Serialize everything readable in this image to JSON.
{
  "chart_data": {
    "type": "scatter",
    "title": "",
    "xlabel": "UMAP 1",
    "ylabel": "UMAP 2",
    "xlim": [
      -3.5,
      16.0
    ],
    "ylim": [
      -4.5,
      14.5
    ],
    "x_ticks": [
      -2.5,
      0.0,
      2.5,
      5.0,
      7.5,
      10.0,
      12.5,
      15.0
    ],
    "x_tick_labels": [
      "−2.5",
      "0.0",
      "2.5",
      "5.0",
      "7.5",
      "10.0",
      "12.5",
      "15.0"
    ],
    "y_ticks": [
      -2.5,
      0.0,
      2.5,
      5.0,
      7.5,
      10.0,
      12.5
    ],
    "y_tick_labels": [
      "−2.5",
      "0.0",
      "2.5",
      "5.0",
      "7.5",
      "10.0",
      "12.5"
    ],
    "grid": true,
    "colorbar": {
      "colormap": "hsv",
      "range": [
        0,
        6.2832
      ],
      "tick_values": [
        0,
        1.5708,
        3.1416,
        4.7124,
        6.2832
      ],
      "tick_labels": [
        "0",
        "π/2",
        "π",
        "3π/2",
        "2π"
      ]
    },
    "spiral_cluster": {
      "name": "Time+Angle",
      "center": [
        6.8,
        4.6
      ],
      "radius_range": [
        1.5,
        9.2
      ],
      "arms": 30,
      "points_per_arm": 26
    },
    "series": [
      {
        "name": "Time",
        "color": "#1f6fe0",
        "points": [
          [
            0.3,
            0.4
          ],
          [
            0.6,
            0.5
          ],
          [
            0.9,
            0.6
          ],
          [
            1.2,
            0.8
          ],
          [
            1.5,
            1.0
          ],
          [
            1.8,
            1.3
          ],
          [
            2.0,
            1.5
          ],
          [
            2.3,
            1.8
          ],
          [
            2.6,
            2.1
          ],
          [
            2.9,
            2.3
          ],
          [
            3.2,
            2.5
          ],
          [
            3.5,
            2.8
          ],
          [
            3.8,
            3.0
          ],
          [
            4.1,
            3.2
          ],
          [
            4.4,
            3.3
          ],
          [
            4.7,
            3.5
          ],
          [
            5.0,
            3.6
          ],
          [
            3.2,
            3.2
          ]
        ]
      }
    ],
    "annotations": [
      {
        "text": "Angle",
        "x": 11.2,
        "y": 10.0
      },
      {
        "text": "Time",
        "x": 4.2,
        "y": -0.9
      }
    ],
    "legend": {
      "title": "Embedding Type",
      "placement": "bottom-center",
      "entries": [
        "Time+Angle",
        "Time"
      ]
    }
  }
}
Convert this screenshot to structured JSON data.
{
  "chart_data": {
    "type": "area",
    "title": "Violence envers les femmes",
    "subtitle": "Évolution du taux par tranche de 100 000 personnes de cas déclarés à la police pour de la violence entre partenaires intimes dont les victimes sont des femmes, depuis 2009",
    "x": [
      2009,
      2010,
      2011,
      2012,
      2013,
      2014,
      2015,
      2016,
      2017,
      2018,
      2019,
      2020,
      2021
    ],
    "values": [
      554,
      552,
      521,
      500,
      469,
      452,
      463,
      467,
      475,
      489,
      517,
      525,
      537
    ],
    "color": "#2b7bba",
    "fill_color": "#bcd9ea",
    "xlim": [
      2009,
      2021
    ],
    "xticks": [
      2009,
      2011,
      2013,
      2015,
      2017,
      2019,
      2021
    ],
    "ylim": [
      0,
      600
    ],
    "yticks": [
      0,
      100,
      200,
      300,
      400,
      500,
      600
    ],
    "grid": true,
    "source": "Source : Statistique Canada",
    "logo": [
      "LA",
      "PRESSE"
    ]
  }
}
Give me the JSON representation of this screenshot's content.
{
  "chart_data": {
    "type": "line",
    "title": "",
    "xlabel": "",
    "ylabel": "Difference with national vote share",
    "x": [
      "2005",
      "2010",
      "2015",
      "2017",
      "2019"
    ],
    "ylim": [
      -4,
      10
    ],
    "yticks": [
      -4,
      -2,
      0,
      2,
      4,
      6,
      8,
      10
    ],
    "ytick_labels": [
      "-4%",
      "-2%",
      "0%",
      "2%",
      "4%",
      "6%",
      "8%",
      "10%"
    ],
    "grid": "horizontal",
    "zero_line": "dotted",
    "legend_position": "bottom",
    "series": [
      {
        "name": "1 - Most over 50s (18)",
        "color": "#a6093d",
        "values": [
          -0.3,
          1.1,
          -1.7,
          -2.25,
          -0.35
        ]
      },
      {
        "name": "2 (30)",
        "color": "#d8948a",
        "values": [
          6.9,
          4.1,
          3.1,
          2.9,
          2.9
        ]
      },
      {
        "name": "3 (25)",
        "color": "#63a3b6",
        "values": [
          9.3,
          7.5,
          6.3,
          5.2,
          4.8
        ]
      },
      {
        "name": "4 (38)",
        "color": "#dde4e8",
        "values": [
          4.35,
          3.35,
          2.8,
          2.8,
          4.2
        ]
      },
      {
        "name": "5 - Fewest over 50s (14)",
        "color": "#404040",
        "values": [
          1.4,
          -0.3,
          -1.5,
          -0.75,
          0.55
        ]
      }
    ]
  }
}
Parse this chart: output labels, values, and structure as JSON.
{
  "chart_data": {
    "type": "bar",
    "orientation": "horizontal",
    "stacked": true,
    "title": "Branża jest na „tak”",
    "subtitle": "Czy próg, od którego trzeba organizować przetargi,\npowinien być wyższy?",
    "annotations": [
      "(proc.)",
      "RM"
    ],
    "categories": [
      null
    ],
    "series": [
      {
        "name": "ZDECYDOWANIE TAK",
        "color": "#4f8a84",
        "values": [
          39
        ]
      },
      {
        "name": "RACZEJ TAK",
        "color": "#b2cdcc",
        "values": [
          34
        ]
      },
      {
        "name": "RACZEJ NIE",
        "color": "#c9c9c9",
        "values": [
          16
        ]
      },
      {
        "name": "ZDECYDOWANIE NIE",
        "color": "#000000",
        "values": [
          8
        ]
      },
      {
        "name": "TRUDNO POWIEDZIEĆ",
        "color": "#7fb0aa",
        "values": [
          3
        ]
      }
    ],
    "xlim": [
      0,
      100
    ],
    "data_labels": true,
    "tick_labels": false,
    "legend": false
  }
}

———

REQUIREMENT:
Determine how many lines contain the word "name" and reply with that number alone.

CORRECT OUTPUT:
12